**DIRECTION**
Copy every line that contains the string "this" from the entries below.
*** ROWS
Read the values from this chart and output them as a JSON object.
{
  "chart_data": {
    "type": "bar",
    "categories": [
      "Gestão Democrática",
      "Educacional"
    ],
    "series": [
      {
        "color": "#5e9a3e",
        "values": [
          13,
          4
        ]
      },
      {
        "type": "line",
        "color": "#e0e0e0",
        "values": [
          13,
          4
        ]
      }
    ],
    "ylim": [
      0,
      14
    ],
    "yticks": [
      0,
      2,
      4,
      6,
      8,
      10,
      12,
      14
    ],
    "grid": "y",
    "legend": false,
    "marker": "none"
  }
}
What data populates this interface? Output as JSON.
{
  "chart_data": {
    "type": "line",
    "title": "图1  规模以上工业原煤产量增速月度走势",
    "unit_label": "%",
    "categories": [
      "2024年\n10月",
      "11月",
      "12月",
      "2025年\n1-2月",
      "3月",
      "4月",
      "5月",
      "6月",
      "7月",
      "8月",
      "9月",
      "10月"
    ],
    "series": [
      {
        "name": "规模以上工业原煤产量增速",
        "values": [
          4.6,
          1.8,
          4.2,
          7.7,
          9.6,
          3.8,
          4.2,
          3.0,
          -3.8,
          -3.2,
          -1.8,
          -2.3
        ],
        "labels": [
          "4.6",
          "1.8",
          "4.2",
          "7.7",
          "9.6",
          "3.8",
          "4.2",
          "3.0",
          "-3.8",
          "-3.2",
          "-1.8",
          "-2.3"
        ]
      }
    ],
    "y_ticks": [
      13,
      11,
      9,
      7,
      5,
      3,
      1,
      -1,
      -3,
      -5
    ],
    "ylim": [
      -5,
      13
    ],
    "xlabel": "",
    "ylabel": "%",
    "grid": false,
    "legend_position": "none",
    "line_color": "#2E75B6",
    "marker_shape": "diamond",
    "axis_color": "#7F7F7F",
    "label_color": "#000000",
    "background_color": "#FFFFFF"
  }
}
******
**RESULT**
Read the values from this chart and output them as a JSON object.
What data populates this interface? Output as JSON.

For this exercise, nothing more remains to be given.